**WRITTEN REQUEST:** Copy out all the entries word for word.

**DATASET CONTENT:**
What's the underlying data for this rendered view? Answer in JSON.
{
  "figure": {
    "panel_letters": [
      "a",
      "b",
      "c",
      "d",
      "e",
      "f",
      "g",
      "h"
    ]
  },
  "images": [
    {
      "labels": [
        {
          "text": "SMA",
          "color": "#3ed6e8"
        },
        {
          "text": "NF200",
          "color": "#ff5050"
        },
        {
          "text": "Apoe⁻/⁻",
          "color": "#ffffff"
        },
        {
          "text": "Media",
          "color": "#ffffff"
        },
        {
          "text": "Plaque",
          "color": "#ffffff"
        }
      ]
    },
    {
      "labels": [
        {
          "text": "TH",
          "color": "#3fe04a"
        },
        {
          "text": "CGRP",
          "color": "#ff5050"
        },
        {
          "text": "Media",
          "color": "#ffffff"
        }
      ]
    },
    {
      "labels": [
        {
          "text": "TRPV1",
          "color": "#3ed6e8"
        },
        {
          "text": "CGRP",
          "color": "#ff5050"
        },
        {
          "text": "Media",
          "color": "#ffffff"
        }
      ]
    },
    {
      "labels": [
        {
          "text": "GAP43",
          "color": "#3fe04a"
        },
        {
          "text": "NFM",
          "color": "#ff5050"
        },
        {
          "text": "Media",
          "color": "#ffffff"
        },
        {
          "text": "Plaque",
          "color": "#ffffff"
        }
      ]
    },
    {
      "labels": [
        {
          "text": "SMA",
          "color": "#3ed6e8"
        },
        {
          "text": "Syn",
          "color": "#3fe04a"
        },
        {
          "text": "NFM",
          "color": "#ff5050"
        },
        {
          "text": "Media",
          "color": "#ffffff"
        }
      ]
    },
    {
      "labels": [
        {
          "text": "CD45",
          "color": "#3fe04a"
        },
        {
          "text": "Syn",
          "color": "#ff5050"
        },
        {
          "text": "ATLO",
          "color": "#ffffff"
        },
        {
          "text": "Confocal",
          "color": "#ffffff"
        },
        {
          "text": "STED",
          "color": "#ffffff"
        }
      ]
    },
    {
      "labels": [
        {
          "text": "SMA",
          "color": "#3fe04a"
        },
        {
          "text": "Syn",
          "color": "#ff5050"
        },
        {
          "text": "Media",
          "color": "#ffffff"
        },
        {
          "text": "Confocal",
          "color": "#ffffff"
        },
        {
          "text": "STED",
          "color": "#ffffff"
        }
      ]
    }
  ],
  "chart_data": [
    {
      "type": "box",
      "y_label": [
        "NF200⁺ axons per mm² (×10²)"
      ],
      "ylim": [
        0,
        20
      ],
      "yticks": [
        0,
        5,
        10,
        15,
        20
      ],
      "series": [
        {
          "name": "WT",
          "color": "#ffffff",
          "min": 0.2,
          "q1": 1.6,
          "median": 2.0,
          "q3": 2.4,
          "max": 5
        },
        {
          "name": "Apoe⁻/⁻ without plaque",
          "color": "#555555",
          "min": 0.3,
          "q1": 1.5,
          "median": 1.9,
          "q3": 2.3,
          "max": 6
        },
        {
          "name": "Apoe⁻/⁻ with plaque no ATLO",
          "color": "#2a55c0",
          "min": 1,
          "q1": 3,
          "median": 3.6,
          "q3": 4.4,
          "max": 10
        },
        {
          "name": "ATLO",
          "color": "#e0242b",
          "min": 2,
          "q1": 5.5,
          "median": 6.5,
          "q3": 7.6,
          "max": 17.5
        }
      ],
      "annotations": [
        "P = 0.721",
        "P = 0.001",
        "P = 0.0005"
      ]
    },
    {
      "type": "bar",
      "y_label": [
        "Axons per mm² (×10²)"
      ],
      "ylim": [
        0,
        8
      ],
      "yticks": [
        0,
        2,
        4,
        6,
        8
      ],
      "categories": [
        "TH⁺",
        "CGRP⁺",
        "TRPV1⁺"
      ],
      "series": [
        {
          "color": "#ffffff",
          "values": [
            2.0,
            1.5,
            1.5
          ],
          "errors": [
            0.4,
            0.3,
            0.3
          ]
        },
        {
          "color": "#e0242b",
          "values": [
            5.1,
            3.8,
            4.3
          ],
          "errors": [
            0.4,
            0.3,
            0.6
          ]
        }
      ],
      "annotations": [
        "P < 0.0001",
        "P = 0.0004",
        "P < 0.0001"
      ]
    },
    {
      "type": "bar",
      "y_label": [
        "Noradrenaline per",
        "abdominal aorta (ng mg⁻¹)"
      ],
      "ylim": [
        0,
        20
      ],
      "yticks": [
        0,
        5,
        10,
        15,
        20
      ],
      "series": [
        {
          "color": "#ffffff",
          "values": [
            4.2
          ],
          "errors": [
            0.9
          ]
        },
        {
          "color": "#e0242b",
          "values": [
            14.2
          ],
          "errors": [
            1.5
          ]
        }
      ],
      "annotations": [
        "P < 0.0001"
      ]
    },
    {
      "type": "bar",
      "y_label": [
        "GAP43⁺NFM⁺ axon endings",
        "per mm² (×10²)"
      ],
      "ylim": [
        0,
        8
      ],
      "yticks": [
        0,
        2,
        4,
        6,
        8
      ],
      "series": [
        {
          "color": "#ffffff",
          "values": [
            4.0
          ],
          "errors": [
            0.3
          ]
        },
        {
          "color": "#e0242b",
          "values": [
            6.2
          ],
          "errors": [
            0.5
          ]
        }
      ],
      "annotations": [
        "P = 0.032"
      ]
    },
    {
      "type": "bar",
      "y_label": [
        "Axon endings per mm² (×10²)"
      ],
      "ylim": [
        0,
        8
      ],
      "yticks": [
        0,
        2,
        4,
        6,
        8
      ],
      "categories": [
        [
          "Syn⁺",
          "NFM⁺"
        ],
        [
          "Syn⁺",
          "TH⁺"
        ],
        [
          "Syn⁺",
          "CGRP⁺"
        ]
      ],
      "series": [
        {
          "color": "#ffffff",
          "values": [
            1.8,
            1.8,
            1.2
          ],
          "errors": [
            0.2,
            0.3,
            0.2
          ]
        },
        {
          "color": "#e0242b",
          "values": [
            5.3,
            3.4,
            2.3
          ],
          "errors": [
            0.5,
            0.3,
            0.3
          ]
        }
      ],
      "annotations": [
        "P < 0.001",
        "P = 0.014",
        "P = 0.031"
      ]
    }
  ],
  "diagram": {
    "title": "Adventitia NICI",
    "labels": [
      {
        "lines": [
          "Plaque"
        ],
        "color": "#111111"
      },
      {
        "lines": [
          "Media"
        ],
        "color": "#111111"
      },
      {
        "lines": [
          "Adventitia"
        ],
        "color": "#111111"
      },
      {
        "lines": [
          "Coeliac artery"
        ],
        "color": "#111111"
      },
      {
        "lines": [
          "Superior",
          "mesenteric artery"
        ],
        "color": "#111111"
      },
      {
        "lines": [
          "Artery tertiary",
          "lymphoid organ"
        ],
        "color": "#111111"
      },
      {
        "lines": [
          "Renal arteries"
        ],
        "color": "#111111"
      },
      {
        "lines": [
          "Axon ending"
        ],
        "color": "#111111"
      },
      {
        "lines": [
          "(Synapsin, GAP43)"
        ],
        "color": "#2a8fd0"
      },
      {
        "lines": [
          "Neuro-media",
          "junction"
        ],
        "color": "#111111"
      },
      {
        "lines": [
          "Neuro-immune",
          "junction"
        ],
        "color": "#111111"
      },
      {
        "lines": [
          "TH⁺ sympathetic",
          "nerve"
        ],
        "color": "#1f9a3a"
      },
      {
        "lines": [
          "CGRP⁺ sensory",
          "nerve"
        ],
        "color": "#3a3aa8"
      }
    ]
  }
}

**SOLUTION TO THIS PROBLEM:**
What's the underlying data for this rendered view? Answer in JSON.
{
  "figure": {
    "panel_letters": [
      "a",
      "b",
      "c",
      "d",
      "e",
      "f",
      "g",
      "h"
    ]
  },
  "images": [
    {
      "labels": [
        {
          "text": "SMA",
          "color": "#3ed6e8"
        },
        {
          "text": "NF200",
          "color": "#ff5050"
        },
        {
          "text": "Apoe⁻/⁻",
          "color": "#ffffff"
        },
        {
          "text": "Media",
          "color": "#ffffff"
        },
        {
          "text": "Plaque",
          "color": "#ffffff"
        }
      ]
    },
    {
      "labels": [
        {
          "text": "TH",
          "color": "#3fe04a"
        },
        {
          "text": "CGRP",
          "color": "#ff5050"
        },
        {
          "text": "Media",
          "color": "#ffffff"
        }
      ]
    },
    {
      "labels": [
        {
          "text": "TRPV1",
          "color": "#3ed6e8"
        },
        {
          "text": "CGRP",
          "color": "#ff5050"
        },
        {
          "text": "Media",
          "color": "#ffffff"
        }
      ]
    },
    {
      "labels": [
        {
          "text": "GAP43",
          "color": "#3fe04a"
        },
        {
          "text": "NFM",
          "color": "#ff5050"
        },
        {
          "text": "Media",
          "color": "#ffffff"
        },
        {
          "text": "Plaque",
          "color": "#ffffff"
        }
      ]
    },
    {
      "labels": [
        {
          "text": "SMA",
          "color": "#3ed6e8"
        },
        {
          "text": "Syn",
          "color": "#3fe04a"
        },
        {
          "text": "NFM",
          "color": "#ff5050"
        },
        {
          "text": "Media",
          "color": "#ffffff"
        }
      ]
    },
    {
      "labels": [
        {
          "text": "CD45",
          "color": "#3fe04a"
        },
        {
          "text": "Syn",
          "color": "#ff5050"
        },
        {
          "text": "ATLO",
          "color": "#ffffff"
        },
        {
          "text": "Confocal",
          "color": "#ffffff"
        },
        {
          "text": "STED",
          "color": "#ffffff"
        }
      ]
    },
    {
      "labels": [
        {
          "text": "SMA",
          "color": "#3fe04a"
        },
        {
          "text": "Syn",
          "color": "#ff5050"
        },
        {
          "text": "Media",
          "color": "#ffffff"
        },
        {
          "text": "Confocal",
          "color": "#ffffff"
        },
        {
          "text": "STED",
          "color": "#ffffff"
        }
      ]
    }
  ],
  "chart_data": [
    {
      "type": "box",
      "y_label": [
        "NF200⁺ axons per mm² (×10²)"
      ],
      "ylim": [
        0,
        20
      ],
      "yticks": [
        0,
        5,
        10,
        15,
        20
      ],
      "series": [
        {
          "name": "WT",
          "color": "#ffffff",
          "min": 0.2,
          "q1": 1.6,
          "median": 2.0,
          "q3": 2.4,
          "max": 5
        },
        {
          "name": "Apoe⁻/⁻ without plaque",
          "color": "#555555",
          "min": 0.3,
          "q1": 1.5,
          "median": 1.9,
          "q3": 2.3,
          "max": 6
        },
        {
          "name": "Apoe⁻/⁻ with plaque no ATLO",
          "color": "#2a55c0",
          "min": 1,
          "q1": 3,
          "median": 3.6,
          "q3": 4.4,
          "max": 10
        },
        {
          "name": "ATLO",
          "color": "#e0242b",
          "min": 2,
          "q1": 5.5,
          "median": 6.5,
          "q3": 7.6,
          "max": 17.5
        }
      ],
      "annotations": [
        "P = 0.721",
        "P = 0.001",
        "P = 0.0005"
      ]
    },
    {
      "type": "bar",
      "y_label": [
        "Axons per mm² (×10²)"
      ],
      "ylim": [
        0,
        8
      ],
      "yticks": [
        0,
        2,
        4,
        6,
        8
      ],
      "categories": [
        "TH⁺",
        "CGRP⁺",
        "TRPV1⁺"
      ],
      "series": [
        {
          "color": "#ffffff",
          "values": [
            2.0,
            1.5,
            1.5
          ],
          "errors": [
            0.4,
            0.3,
            0.3
          ]
        },
        {
          "color": "#e0242b",
          "values": [
            5.1,
            3.8,
            4.3
          ],
          "errors": [
            0.4,
            0.3,
            0.6
          ]
        }
      ],
      "annotations": [
        "P < 0.0001",
        "P = 0.0004",
        "P < 0.0001"
      ]
    },
    {
      "type": "bar",
      "y_label": [
        "Noradrenaline per",
        "abdominal aorta (ng mg⁻¹)"
      ],
      "ylim": [
        0,
        20
      ],
      "yticks": [
        0,
        5,
        10,
        15,
        20
      ],
      "series": [
        {
          "color": "#ffffff",
          "values": [
            4.2
          ],
          "errors": [
            0.9
          ]
        },
        {
          "color": "#e0242b",
          "values": [
            14.2
          ],
          "errors": [
            1.5
          ]
        }
      ],
      "annotations": [
        "P < 0.0001"
      ]
    },
    {
      "type": "bar",
      "y_label": [
        "GAP43⁺NFM⁺ axon endings",
        "per mm² (×10²)"
      ],
      "ylim": [
        0,
        8
      ],
      "yticks": [
        0,
        2,
        4,
        6,
        8
      ],
      "series": [
        {
          "color": "#ffffff",
          "values": [
            4.0
          ],
          "errors": [
            0.3
          ]
        },
        {
          "color": "#e0242b",
          "values": [
            6.2
          ],
          "errors": [
            0.5
          ]
        }
      ],
      "annotations": [
        "P = 0.032"
      ]
    },
    {
      "type": "bar",
      "y_label": [
        "Axon endings per mm² (×10²)"
      ],
      "ylim": [
        0,
        8
      ],
      "yticks": [
        0,
        2,
        4,
        6,
        8
      ],
      "categories": [
        [
          "Syn⁺",
          "NFM⁺"
        ],
        [
          "Syn⁺",
          "TH⁺"
        ],
        [
          "Syn⁺",
          "CGRP⁺"
        ]
      ],
      "series": [
        {
          "color": "#ffffff",
          "values": [
            1.8,
            1.8,
            1.2
          ],
          "errors": [
            0.2,
            0.3,
            0.2
          ]
        },
        {
          "color": "#e0242b",
          "values": [
            5.3,
            3.4,
            2.3
          ],
          "errors": [
            0.5,
            0.3,
            0.3
          ]
        }
      ],
      "annotations": [
        "P < 0.001",
        "P = 0.014",
        "P = 0.031"
      ]
    }
  ],
  "diagram": {
    "title": "Adventitia NICI",
    "labels": [
      {
        "lines": [
          "Plaque"
        ],
        "color": "#111111"
      },
      {
        "lines": [
          "Media"
        ],
        "color": "#111111"
      },
      {
        "lines": [
          "Adventitia"
        ],
        "color": "#111111"
      },
      {
        "lines": [
          "Coeliac artery"
        ],
        "color": "#111111"
      },
      {
        "lines": [
          "Superior",
          "mesenteric artery"
        ],
        "color": "#111111"
      },
      {
        "lines": [
          "Artery tertiary",
          "lymphoid organ"
        ],
        "color": "#111111"
      },
      {
        "lines": [
          "Renal arteries"
        ],
        "color": "#111111"
      },
      {
        "lines": [
          "Axon ending"
        ],
        "color": "#111111"
      },
      {
        "lines": [
          "(Synapsin, GAP43)"
        ],
        "color": "#2a8fd0"
      },
      {
        "lines": [
          "Neuro-media",
          "junction"
        ],
        "color": "#111111"
      },
      {
        "lines": [
          "Neuro-immune",
          "junction"
        ],
        "color": "#111111"
      },
      {
        "lines": [
          "TH⁺ sympathetic",
          "nerve"
        ],
        "color": "#1f9a3a"
      },
      {
        "lines": [
          "CGRP⁺ sensory",
          "nerve"
        ],
        "color": "#3a3aa8"
      }
    ]
  }
}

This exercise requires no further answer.